■ **TASK REQUIREMENTS**:
Set down the records once more, please, exactly and with the pictures left out.

[Saved data entries]
------------------------------
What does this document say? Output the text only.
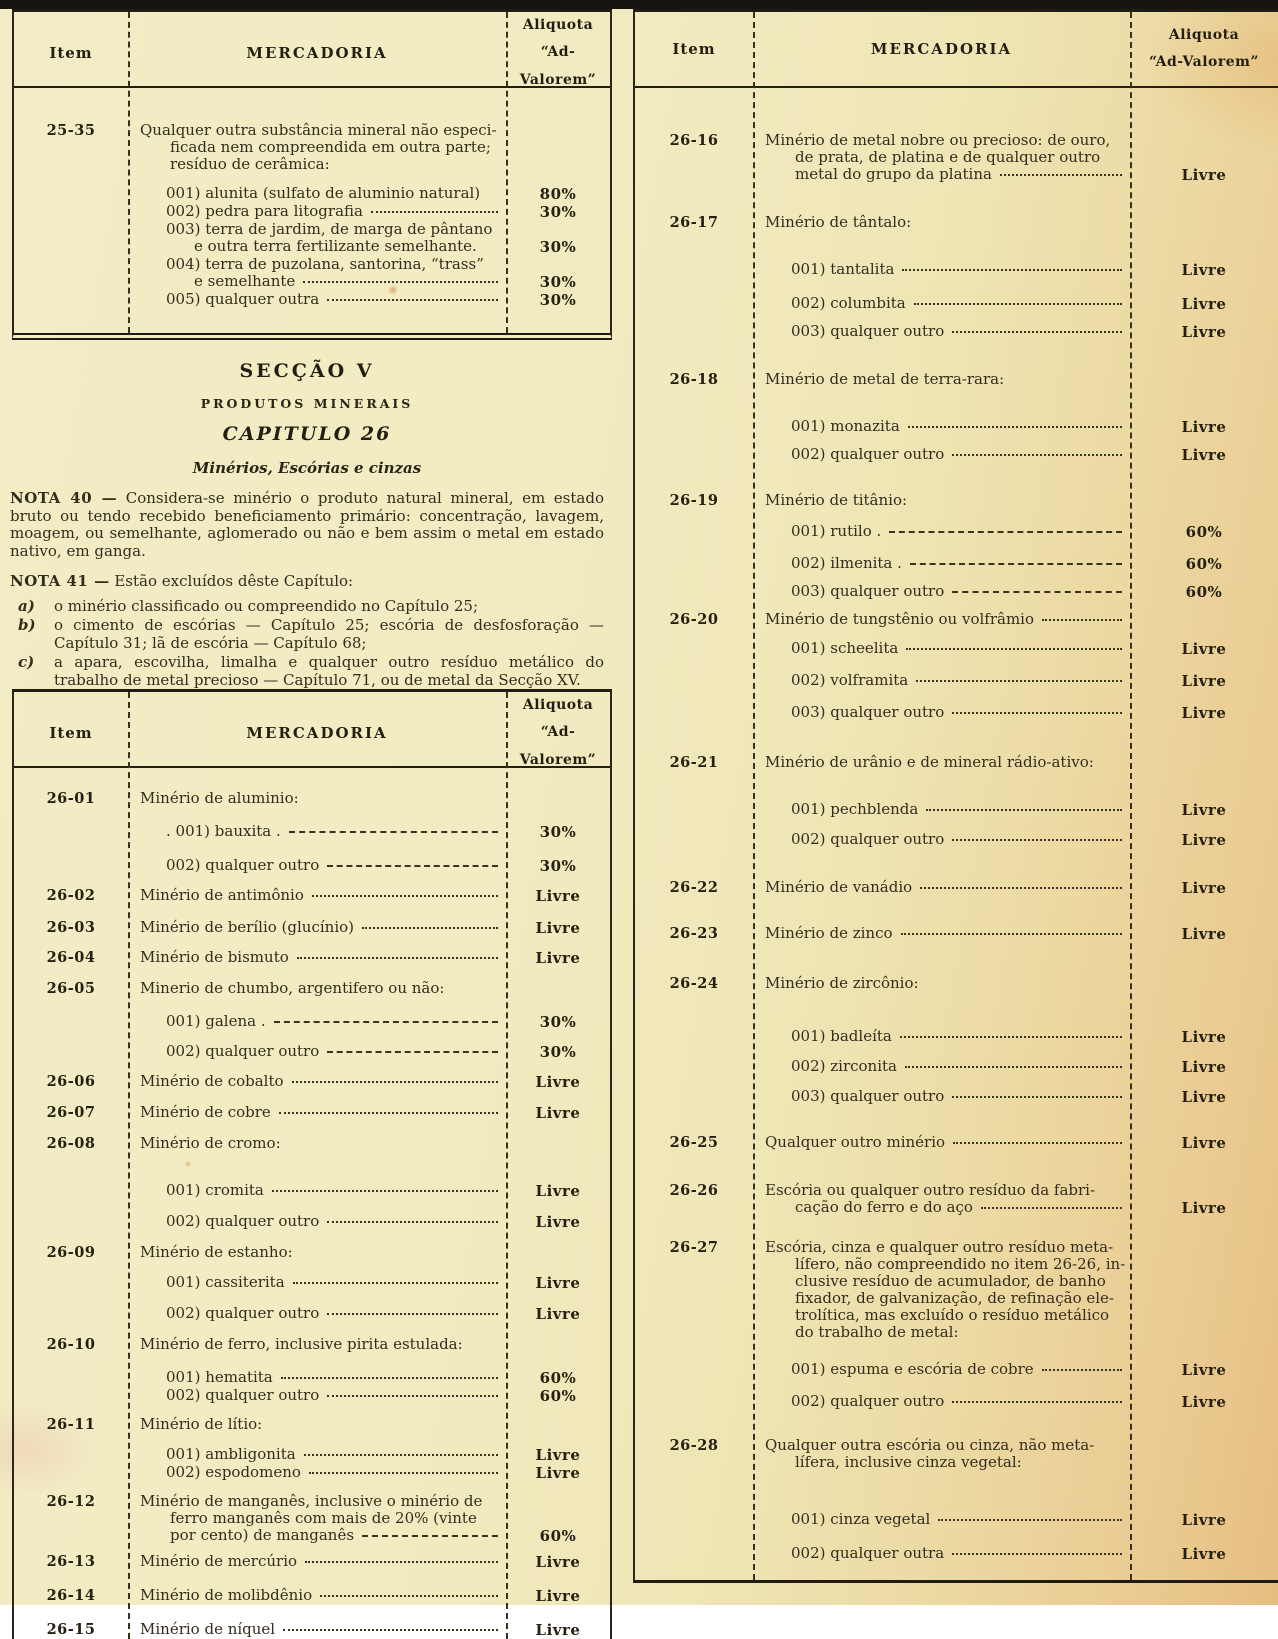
Item	MERCADORIA
Aliquota
“Ad-Valorem”
25-35	Qualquer outra substância mineral não especi-
ficada nem compreendida em outra parte;
resíduo de cerâmica:
001) alunita (sulfato de aluminio natural)	80%
002) pedra para litografia	30%
003) terra de jardim, de marga de pântano
e outra terra fertilizante semelhante.	30%
004) terra de puzolana, santorina, “trass”
e semelhante	30%
005) qualquer outra	30%
SECÇÃO V
PRODUTOS MINERAIS
CAPITULO 26
Minérios, Escórias e cinzas

NOTA 40 — Considera-se minério o produto natural mineral, em estado bruto ou tendo recebido beneficiamento primário: concentração, lavagem, moagem, ou semelhante, aglomerado ou não e bem assim o metal em estado nativo, em ganga.

NOTA 41 — Estão excluídos dêste Capítulo:

a) o minério classificado ou compreendido no Capítulo 25;
b) o cimento de escórias — Capítulo 25; escória de desfosforação — Capítulo 31; lã de escória — Capítulo 68;
c) a apara, escovilha, limalha e qualquer outro resíduo metálico do trabalho de metal precioso — Capítulo 71, ou de metal da Secção XV.
Item	MERCADORIA
Aliquota
“Ad-Valorem”
26-01	Minério de aluminio:
. 001) bauxita .	30%
002) qualquer outro	30%
26-02	Minério de antimônio	Livre
26-03	Minério de berílio (glucínio)	Livre
26-04	Minério de bismuto	Livre
26-05	Minerio de chumbo, argentifero ou não:
001) galena .	30%
002) qualquer outro	30%
26-06	Minério de cobalto	Livre
26-07	Minério de cobre	Livre
26-08	Minério de cromo:
001) cromita	Livre
002) qualquer outro	Livre
26-09	Minério de estanho:
001) cassiterita	Livre
002) qualquer outro	Livre
26-10	Minério de ferro, inclusive pirita estulada:
001) hematita	60%
002) qualquer outro	60%
26-11	Minério de lítio:
001) ambligonita	Livre
002) espodomeno	Livre
26-12	Minério de manganês, inclusive o minério de
ferro manganês com mais de 20% (vinte
por cento) de manganês	60%
26-13	Minério de mercúrio	Livre
26-14	Minério de molibdênio	Livre
26-15	Minério de níquel	Livre
Item	MERCADORIA
Aliquota
“Ad-Valorem”
26-16	Minério de metal nobre ou precioso: de ouro,
de prata, de platina e de qualquer outro
metal do grupo da platina	Livre
26-17	Minério de tântalo:
001) tantalita	Livre
002) columbita	Livre
003) qualquer outro	Livre
26-18	Minério de metal de terra-rara:
001) monazita	Livre
002) qualquer outro	Livre
26-19	Minério de titânio:
001) rutilo .	60%
002) ilmenita .	60%
003) qualquer outro	60%
26-20	Minério de tungstênio ou volfrâmio
001) scheelita	Livre
002) volframita	Livre
003) qualquer outro	Livre
26-21	Minério de urânio e de mineral rádio-ativo:
001) pechblenda	Livre
002) qualquer outro	Livre
26-22	Minério de vanádio	Livre
26-23	Minério de zinco	Livre
26-24	Minério de zircônio:
001) badleíta	Livre
002) zirconita	Livre
003) qualquer outro	Livre
26-25	Qualquer outro minério	Livre
26-26	Escória ou qualquer outro resíduo da fabri-
cação do ferro e do aço	Livre
26-27	Escória, cinza e qualquer outro resíduo meta-
lífero, não compreendido no item 26-26, in-
clusive resíduo de acumulador, de banho
fixador, de galvanização, de refinação ele-
trolítica, mas excluído o resíduo metálico
do trabalho de metal:
001) espuma e escória de cobre	Livre
002) qualquer outro	Livre
26-28	Qualquer outra escória ou cinza, não meta-
lífera, inclusive cinza vegetal:
001) cinza vegetal	Livre
002) qualquer outra	Livre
------------------------------
■ **ANSWER TO THIS EXERCISE**:
What does this document say? Output the text only.
Item	MERCADORIA
Aliquota
“Ad-Valorem”
25-35	Qualquer outra substância mineral não especi-
ficada nem compreendida em outra parte;
resíduo de cerâmica:
001) alunita (sulfato de aluminio natural)	80%
002) pedra para litografia	30%
003) terra de jardim, de marga de pântano
e outra terra fertilizante semelhante.	30%
004) terra de puzolana, santorina, “trass”
e semelhante	30%
005) qualquer outra	30%
SECÇÃO V
PRODUTOS MINERAIS
CAPITULO 26
Minérios, Escórias e cinzas

NOTA 40 — Considera-se minério o produto natural mineral, em estado bruto ou tendo recebido beneficiamento primário: concentração, lavagem, moagem, ou semelhante, aglomerado ou não e bem assim o metal em estado nativo, em ganga.

NOTA 41 — Estão excluídos dêste Capítulo:

a) o minério classificado ou compreendido no Capítulo 25;
b) o cimento de escórias — Capítulo 25; escória de desfosforação — Capítulo 31; lã de escória — Capítulo 68;
c) a apara, escovilha, limalha e qualquer outro resíduo metálico do trabalho de metal precioso — Capítulo 71, ou de metal da Secção XV.
Item	MERCADORIA
Aliquota
“Ad-Valorem”
26-01	Minério de aluminio:
. 001) bauxita .	30%
002) qualquer outro	30%
26-02	Minério de antimônio	Livre
26-03	Minério de berílio (glucínio)	Livre
26-04	Minério de bismuto	Livre
26-05	Minerio de chumbo, argentifero ou não:
001) galena .	30%
002) qualquer outro	30%
26-06	Minério de cobalto	Livre
26-07	Minério de cobre	Livre
26-08	Minério de cromo:
001) cromita	Livre
002) qualquer outro	Livre
26-09	Minério de estanho:
001) cassiterita	Livre
002) qualquer outro	Livre
26-10	Minério de ferro, inclusive pirita estulada:
001) hematita	60%
002) qualquer outro	60%
26-11	Minério de lítio:
001) ambligonita	Livre
002) espodomeno	Livre
26-12	Minério de manganês, inclusive o minério de
ferro manganês com mais de 20% (vinte
por cento) de manganês	60%
26-13	Minério de mercúrio	Livre
26-14	Minério de molibdênio	Livre
26-15	Minério de níquel	Livre
Item	MERCADORIA
Aliquota
“Ad-Valorem”
26-16	Minério de metal nobre ou precioso: de ouro,
de prata, de platina e de qualquer outro
metal do grupo da platina	Livre
26-17	Minério de tântalo:
001) tantalita	Livre
002) columbita	Livre
003) qualquer outro	Livre
26-18	Minério de metal de terra-rara:
001) monazita	Livre
002) qualquer outro	Livre
26-19	Minério de titânio:
001) rutilo .	60%
002) ilmenita .	60%
003) qualquer outro	60%
26-20	Minério de tungstênio ou volfrâmio
001) scheelita	Livre
002) volframita	Livre
003) qualquer outro	Livre
26-21	Minério de urânio e de mineral rádio-ativo:
001) pechblenda	Livre
002) qualquer outro	Livre
26-22	Minério de vanádio	Livre
26-23	Minério de zinco	Livre
26-24	Minério de zircônio:
001) badleíta	Livre
002) zirconita	Livre
003) qualquer outro	Livre
26-25	Qualquer outro minério	Livre
26-26	Escória ou qualquer outro resíduo da fabri-
cação do ferro e do aço	Livre
26-27	Escória, cinza e qualquer outro resíduo meta-
lífero, não compreendido no item 26-26, in-
clusive resíduo de acumulador, de banho
fixador, de galvanização, de refinação ele-
trolítica, mas excluído o resíduo metálico
do trabalho de metal:
001) espuma e escória de cobre	Livre
002) qualquer outro	Livre
26-28	Qualquer outra escória ou cinza, não meta-
lífera, inclusive cinza vegetal:
001) cinza vegetal	Livre
002) qualquer outra	Livre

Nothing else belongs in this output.